## Instructions to follow
What is the number of lines containing the string "false"? Answer with the number only.

━━━━━ Supplied material

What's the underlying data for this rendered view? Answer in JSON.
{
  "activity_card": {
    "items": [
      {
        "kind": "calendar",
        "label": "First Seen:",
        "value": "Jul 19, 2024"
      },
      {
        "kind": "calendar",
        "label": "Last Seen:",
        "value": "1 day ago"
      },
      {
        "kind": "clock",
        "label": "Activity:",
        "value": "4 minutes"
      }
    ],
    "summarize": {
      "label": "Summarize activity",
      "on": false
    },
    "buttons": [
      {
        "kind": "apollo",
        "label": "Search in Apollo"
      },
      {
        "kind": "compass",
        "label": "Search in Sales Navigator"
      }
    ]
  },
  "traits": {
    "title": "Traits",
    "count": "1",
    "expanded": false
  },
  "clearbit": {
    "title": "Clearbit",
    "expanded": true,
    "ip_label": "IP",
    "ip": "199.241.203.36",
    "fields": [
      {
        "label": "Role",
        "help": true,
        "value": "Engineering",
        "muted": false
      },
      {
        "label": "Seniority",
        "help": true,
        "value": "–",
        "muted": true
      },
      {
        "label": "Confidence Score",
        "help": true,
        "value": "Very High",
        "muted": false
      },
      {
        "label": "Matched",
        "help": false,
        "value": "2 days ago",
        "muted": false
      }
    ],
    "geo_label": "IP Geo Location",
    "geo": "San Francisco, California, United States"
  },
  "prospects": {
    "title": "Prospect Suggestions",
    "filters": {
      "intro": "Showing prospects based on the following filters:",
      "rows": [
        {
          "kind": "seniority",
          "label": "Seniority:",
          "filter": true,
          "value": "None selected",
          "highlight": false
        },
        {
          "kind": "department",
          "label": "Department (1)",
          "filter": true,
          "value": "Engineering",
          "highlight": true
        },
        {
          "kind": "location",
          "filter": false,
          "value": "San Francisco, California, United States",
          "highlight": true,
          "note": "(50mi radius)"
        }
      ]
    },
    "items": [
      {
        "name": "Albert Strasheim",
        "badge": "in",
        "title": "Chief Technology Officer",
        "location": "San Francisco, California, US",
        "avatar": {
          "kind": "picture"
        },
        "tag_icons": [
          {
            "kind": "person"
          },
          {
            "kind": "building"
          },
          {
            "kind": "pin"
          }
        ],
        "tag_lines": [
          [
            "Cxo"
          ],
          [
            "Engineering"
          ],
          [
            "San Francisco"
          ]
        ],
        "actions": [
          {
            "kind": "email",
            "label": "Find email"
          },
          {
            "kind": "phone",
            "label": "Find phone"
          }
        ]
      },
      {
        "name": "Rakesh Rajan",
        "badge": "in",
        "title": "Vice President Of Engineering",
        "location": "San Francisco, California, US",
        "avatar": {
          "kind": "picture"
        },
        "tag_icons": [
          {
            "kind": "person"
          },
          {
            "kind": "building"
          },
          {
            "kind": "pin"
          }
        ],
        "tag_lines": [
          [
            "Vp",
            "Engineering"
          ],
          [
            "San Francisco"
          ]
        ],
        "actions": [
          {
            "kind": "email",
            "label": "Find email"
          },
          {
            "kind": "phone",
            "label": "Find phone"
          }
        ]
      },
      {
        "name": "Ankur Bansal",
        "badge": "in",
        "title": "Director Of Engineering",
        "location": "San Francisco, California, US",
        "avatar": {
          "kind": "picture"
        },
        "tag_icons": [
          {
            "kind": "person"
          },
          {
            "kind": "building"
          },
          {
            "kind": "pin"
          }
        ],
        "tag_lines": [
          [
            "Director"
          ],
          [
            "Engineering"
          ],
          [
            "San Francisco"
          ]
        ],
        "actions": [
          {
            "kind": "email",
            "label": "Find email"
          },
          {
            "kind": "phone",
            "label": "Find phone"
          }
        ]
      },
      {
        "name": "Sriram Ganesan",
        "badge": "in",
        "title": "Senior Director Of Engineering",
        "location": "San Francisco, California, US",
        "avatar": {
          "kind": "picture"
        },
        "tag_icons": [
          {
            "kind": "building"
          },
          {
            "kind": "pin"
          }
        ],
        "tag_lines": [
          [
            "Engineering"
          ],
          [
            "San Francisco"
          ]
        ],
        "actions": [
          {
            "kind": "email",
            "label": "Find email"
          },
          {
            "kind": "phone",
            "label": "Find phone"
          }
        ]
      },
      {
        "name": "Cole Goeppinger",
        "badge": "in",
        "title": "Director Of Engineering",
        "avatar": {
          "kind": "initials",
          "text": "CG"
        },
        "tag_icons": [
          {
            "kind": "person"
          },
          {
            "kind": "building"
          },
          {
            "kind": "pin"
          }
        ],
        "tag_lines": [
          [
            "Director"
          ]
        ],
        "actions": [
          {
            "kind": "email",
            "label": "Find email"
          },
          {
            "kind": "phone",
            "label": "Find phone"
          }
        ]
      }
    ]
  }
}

━━━━━━━━━━
━━━━━ Supplied material

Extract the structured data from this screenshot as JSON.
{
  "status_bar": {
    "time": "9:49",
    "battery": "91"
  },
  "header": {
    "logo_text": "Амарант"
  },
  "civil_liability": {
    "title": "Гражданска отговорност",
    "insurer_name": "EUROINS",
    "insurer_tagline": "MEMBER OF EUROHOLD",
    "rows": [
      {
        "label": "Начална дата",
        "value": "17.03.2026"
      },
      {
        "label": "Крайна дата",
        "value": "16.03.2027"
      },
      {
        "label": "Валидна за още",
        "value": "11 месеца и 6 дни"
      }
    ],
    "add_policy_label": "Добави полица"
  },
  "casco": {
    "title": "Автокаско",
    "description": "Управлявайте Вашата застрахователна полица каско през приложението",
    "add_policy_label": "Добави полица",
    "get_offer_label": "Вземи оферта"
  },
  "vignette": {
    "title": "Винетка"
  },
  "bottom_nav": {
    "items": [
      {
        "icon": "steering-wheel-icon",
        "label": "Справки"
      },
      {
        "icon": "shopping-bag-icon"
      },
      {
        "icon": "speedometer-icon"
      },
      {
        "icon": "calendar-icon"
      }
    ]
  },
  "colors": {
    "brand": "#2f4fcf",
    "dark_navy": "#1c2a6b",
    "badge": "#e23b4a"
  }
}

━━━━━━━━━━

## The output
8